• **GIVEN REQUEST**
Please express every line of the records below as a Markdown table with the columns "Row" and "Line", numbering the rows and skipping blank lines. Leave the pictures out of the table.

• **RAW RECORDS**
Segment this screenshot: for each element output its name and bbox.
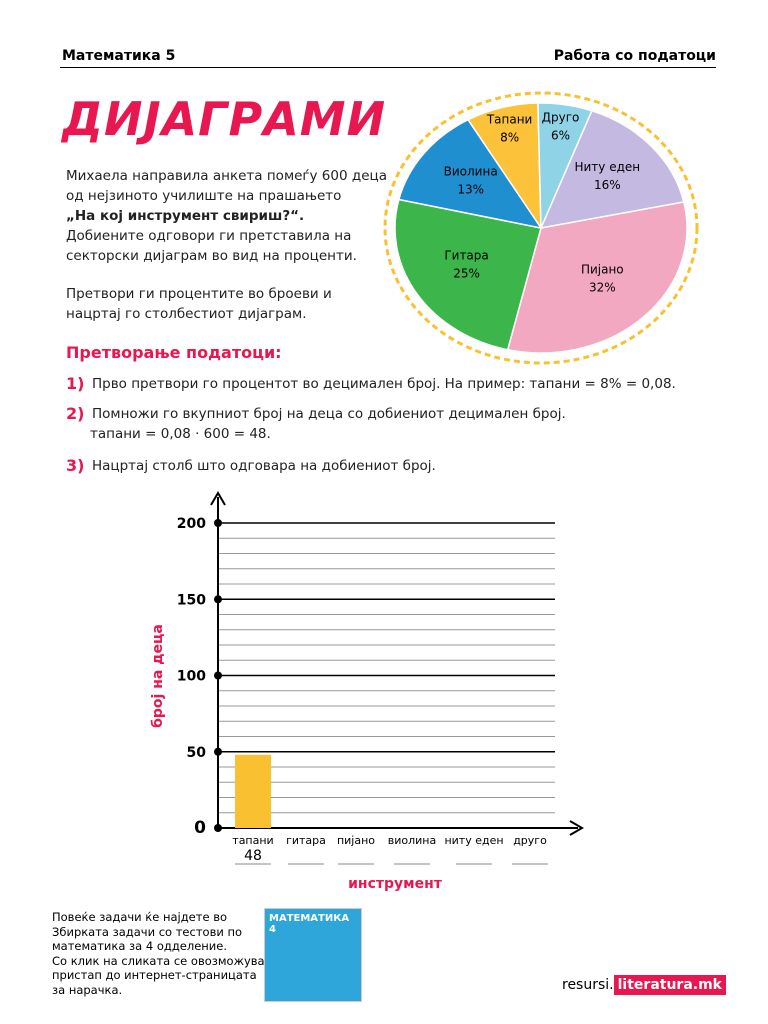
brand[interactable]: resursi. literatura.mk: [562, 975, 726, 995]
slice-value: 6%: [551, 128, 570, 142]
pie-slice: [397, 118, 543, 230]
footer-line: за нарачка.: [52, 982, 123, 997]
section-title: Претворање податоци:: [66, 343, 282, 362]
slice-value: 8%: [500, 131, 519, 145]
x-tick-label: пијано: [337, 834, 375, 847]
book-title: МАТЕМАТИКА 4: [269, 913, 350, 935]
task-line: Претвори ги процентите во броеви и: [66, 286, 332, 302]
step-number: 3): [66, 456, 85, 475]
slice-label: Тапани: [486, 113, 533, 127]
footer-line: математика за 4 одделение.: [52, 939, 227, 953]
y-tick-label: 50: [187, 745, 207, 761]
header-rule: [60, 67, 716, 68]
y-tick-label: 100: [177, 669, 206, 685]
pie-border: [383, 91, 699, 365]
step-line: Помножи го вкупниот број на деца со доби…: [92, 406, 566, 422]
x-tick-label: гитара: [286, 834, 326, 847]
step-number: 2): [66, 404, 85, 423]
intro-line: од нејзиното училиште на прашањето: [66, 188, 342, 204]
intro-line: Михаела направила анкета помеѓу 600 деца: [66, 168, 387, 184]
header-left: Математика 5: [62, 48, 176, 64]
task: Претвори ги процентите во броеви и нацрта…: [66, 284, 332, 324]
step-lines: Нацртај столб што одговара на добиениот …: [92, 456, 436, 476]
step-number: 1): [66, 374, 85, 393]
x-arrow: [569, 820, 584, 836]
pie-slice: [506, 201, 688, 354]
brand-name: literatura.mk: [613, 975, 726, 995]
step-lines: Помножи го вкупниот број на деца со доби…: [90, 404, 566, 444]
step-line: Прво претвори го процентот во децимален …: [92, 376, 676, 392]
x-tick-label: ниту еден: [444, 834, 503, 847]
intro: Михаела направила анкета помеѓу 600 деца…: [66, 166, 387, 266]
brand-prefix: resursi.: [562, 977, 614, 993]
intro-line: Добиените одговори ги претставила на: [66, 228, 352, 244]
slice-value: 16%: [594, 178, 621, 192]
y-tick-label: 0: [194, 818, 206, 838]
step-line: тапани = 0,08 · 600 = 48.: [90, 426, 271, 442]
header-right: Работа со податоци: [553, 48, 716, 64]
task-line: нацртај го столбестиот дијаграм.: [66, 306, 307, 322]
intro-line: секторски дијаграм во вид на проценти.: [66, 248, 357, 264]
slice-label: Ниту еден: [574, 160, 640, 174]
slice-value: 25%: [453, 267, 480, 281]
x-tick-label: виолина: [388, 834, 436, 847]
footer-line: Збирката задачи со тестови по: [52, 924, 243, 939]
y-tick-label: 150: [177, 592, 206, 608]
x-tick-label: тапани: [232, 834, 273, 847]
slice-label: Гитара: [444, 249, 488, 263]
bar: [235, 754, 271, 828]
footer-line: Со клик на сликата се овозможува: [52, 953, 265, 968]
step: 1) Прво претвори го процентот во децимале…: [66, 374, 676, 394]
footer-text: Повеќе задачи ќе најдете во Збирката зада…: [52, 910, 265, 997]
intro-line: „На кој инструмент свириш?“.: [66, 208, 305, 224]
pie-slice: [394, 198, 542, 351]
y-axis-label: број на деца: [150, 624, 166, 728]
title: ДИЈАГРАМИ: [62, 92, 387, 146]
y-tick-label: 200: [177, 516, 206, 532]
x-axis-label: инструмент: [348, 876, 443, 892]
step: 3) Нацртај столб што одговара на добиенио…: [66, 456, 436, 476]
slice-value: 13%: [457, 182, 484, 196]
pie-slice: [539, 109, 685, 229]
step-lines: Прво претвори го процентот во децимален …: [92, 374, 676, 394]
footer-line: Повеќе задачи ќе најдете во: [52, 910, 228, 924]
slice-value: 32%: [589, 281, 616, 295]
step: 2) Помножи го вкупниот број на деца со до…: [66, 404, 566, 444]
footer-line: пристап до интернет-страницата: [52, 968, 257, 982]
slice-label: Друго: [542, 110, 580, 124]
step-line: Нацртај столб што одговара на добиениот …: [92, 458, 436, 474]
slice-label: Виолина: [444, 164, 498, 178]
x-tick-label: друго: [513, 834, 547, 847]
book-cover[interactable]: МАТЕМАТИКА 4: [264, 908, 362, 1002]
y-arrow: [210, 491, 226, 506]
slice-label: Пијано: [581, 263, 624, 277]
bar-value: 48: [244, 848, 262, 864]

• **TASK OUTPUT**
| Row | Line |
|---|---|
| 1 | Segment this screenshot: for each element output its name and bbox. |
| 2 | brand[interactable]: resursi. literatura.mk: [562, 975, 726, 995] |
| 3 | slice-value: 6%: [551, 128, 570, 142] |
| 4 | pie-slice: [397, 118, 543, 230] |
| 5 | footer-line: за нарачка.: [52, 982, 123, 997] |
| 6 | section-title: Претворање податоци:: [66, 343, 282, 362] |
| 7 | slice-value: 8%: [500, 131, 519, 145] |
| 8 | x-tick-label: пијано: [337, 834, 375, 847] |
| 9 | book-title: МАТЕМАТИКА 4: [269, 913, 350, 935] |
| 10 | task-line: Претвори ги процентите во броеви и: [66, 286, 332, 302] |
| 11 | step-number: 3): [66, 456, 85, 475] |
| 12 | slice-label: Тапани: [486, 113, 533, 127] |
| 13 | footer-line: математика за 4 одделение.: [52, 939, 227, 953] |
| 14 | y-tick-label: 50: [187, 745, 207, 761] |
| 15 | header-rule: [60, 67, 716, 68] |
| 16 | y-tick-label: 100: [177, 669, 206, 685] |
| 17 | pie-border: [383, 91, 699, 365] |
| 18 | step-line: Помножи го вкупниот број на деца со доби…: [92, 406, 566, 422] |
| 19 | x-tick-label: гитара: [286, 834, 326, 847] |
| 20 | step-number: 2): [66, 404, 85, 423] |
| 21 | intro-line: од нејзиното училиште на прашањето: [66, 188, 342, 204] |
| 22 | intro-line: Михаела направила анкета помеѓу 600 деца: [66, 168, 387, 184] |
| 23 | header-left: Математика 5: [62, 48, 176, 64] |
| 24 | task: Претвори ги процентите во броеви и нацрта…: [66, 284, 332, 324] |
| 25 | step-lines: Нацртај столб што одговара на добиениот …: [92, 456, 436, 476] |
| 26 | step-number: 1): [66, 374, 85, 393] |
| 27 | x-arrow: [569, 820, 584, 836] |
| 28 | pie-slice: [506, 201, 688, 354] |
| 29 | brand-name: literatura.mk: [613, 975, 726, 995] |
| 30 | step-lines: Помножи го вкупниот број на деца со доби…: [90, 404, 566, 444] |
| 31 | step-line: Прво претвори го процентот во децимален …: [92, 376, 676, 392] |
| 32 | x-tick-label: ниту еден: [444, 834, 503, 847] |
| 33 | intro: Михаела направила анкета помеѓу 600 деца…: [66, 166, 387, 266] |
| 34 | brand-prefix: resursi.: [562, 977, 614, 993] |
| 35 | intro-line: Добиените одговори ги претставила на: [66, 228, 352, 244] |
| 36 | slice-value: 16%: [594, 178, 621, 192] |
| 37 | y-tick-label: 0: [194, 818, 206, 838] |
| 38 | step-line: тапани = 0,08 · 600 = 48.: [90, 426, 271, 442] |
| 39 | header-right: Работа со податоци: [553, 48, 716, 64] |
| 40 | task-line: нацртај го столбестиот дијаграм.: [66, 306, 307, 322] |
| 41 | intro-line: секторски дијаграм во вид на проценти.: [66, 248, 357, 264] |
| 42 | slice-label: Ниту еден: [574, 160, 640, 174] |
| 43 | slice-value: 25%: [453, 267, 480, 281] |
| 44 | x-tick-label: виолина: [388, 834, 436, 847] |
| 45 | footer-line: Збирката задачи со тестови по: [52, 924, 243, 939] |
| 46 | y-tick-label: 150: [177, 592, 206, 608] |
| 47 | x-tick-label: тапани: [232, 834, 273, 847] |
| 48 | slice-label: Гитара: [444, 249, 488, 263] |
| 49 | bar: [235, 754, 271, 828] |
| 50 | footer-line: Со клик на сликата се овозможува: [52, 953, 265, 968] |
| 51 | step: 1) Прво претвори го процентот во децимале…: [66, 374, 676, 394] |
| 52 | footer-text: Повеќе задачи ќе најдете во Збирката зада…: [52, 910, 265, 997] |
| 53 | intro-line: „На кој инструмент свириш?“.: [66, 208, 305, 224] |
| 54 | pie-slice: [394, 198, 542, 351] |
| 55 | y-axis-label: број на деца: [150, 624, 166, 728] |
| 56 | title: ДИЈАГРАМИ: [62, 92, 387, 146] |
| 57 | y-tick-label: 200: [177, 516, 206, 532] |
| 58 | x-axis-label: инструмент: [348, 876, 443, 892] |
| 59 | step: 3) Нацртај столб што одговара на добиенио…: [66, 456, 436, 476] |
| 60 | slice-value: 13%: [457, 182, 484, 196] |
| 61 | pie-slice: [539, 109, 685, 229] |
| 62 | step-lines: Прво претвори го процентот во децимален …: [92, 374, 676, 394] |
| 63 | footer-line: Повеќе задачи ќе најдете во: [52, 910, 228, 924] |
| 64 | slice-value: 32%: [589, 281, 616, 295] |
| 65 | step: 2) Помножи го вкупниот број на деца со до…: [66, 404, 566, 444] |
| 66 | footer-line: пристап до интернет-страницата: [52, 968, 257, 982] |
| 67 | slice-label: Друго: [542, 110, 580, 124] |
| 68 | step-line: Нацртај столб што одговара на добиениот …: [92, 458, 436, 474] |
| 69 | slice-label: Виолина: [444, 164, 498, 178] |
| 70 | x-tick-label: друго: [513, 834, 547, 847] |
| 71 | book-cover[interactable]: МАТЕМАТИКА 4: [264, 908, 362, 1002] |
| 72 | y-arrow: [210, 491, 226, 506] |
| 73 | slice-label: Пијано: [581, 263, 624, 277] |
| 74 | bar-value: 48: [244, 848, 262, 864] |